[Your task]
Look for the string "detached" and copy every line that has it.

----------------

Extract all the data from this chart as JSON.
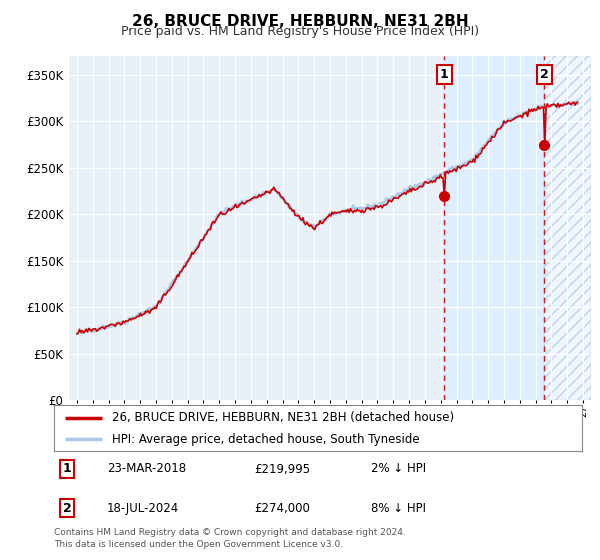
{
  "title": "26, BRUCE DRIVE, HEBBURN, NE31 2BH",
  "subtitle": "Price paid vs. HM Land Registry's House Price Index (HPI)",
  "legend_line1": "26, BRUCE DRIVE, HEBBURN, NE31 2BH (detached house)",
  "legend_line2": "HPI: Average price, detached house, South Tyneside",
  "annotation1_date": "23-MAR-2018",
  "annotation1_price_str": "£219,995",
  "annotation1_price": 219995,
  "annotation1_hpi": "2% ↓ HPI",
  "annotation1_year": 2018.21,
  "annotation2_date": "18-JUL-2024",
  "annotation2_price_str": "£274,000",
  "annotation2_price": 274000,
  "annotation2_hpi": "8% ↓ HPI",
  "annotation2_year": 2024.54,
  "footer": "Contains HM Land Registry data © Crown copyright and database right 2024.\nThis data is licensed under the Open Government Licence v3.0.",
  "hpi_color": "#aac8e8",
  "price_color": "#cc0000",
  "dashed_line_color": "#cc0000",
  "background_color": "#ddeeff",
  "plot_bg": "#e8f0f8",
  "ylim": [
    0,
    370000
  ],
  "yticks": [
    0,
    50000,
    100000,
    150000,
    200000,
    250000,
    300000,
    350000
  ],
  "xstart": 1995,
  "xend": 2027
}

----------------

[Full solution]
  "legend_line1": "26, BRUCE DRIVE, HEBBURN, NE31 2BH (detached house)",
  "legend_line2": "HPI: Average price, detached house, South Tyneside",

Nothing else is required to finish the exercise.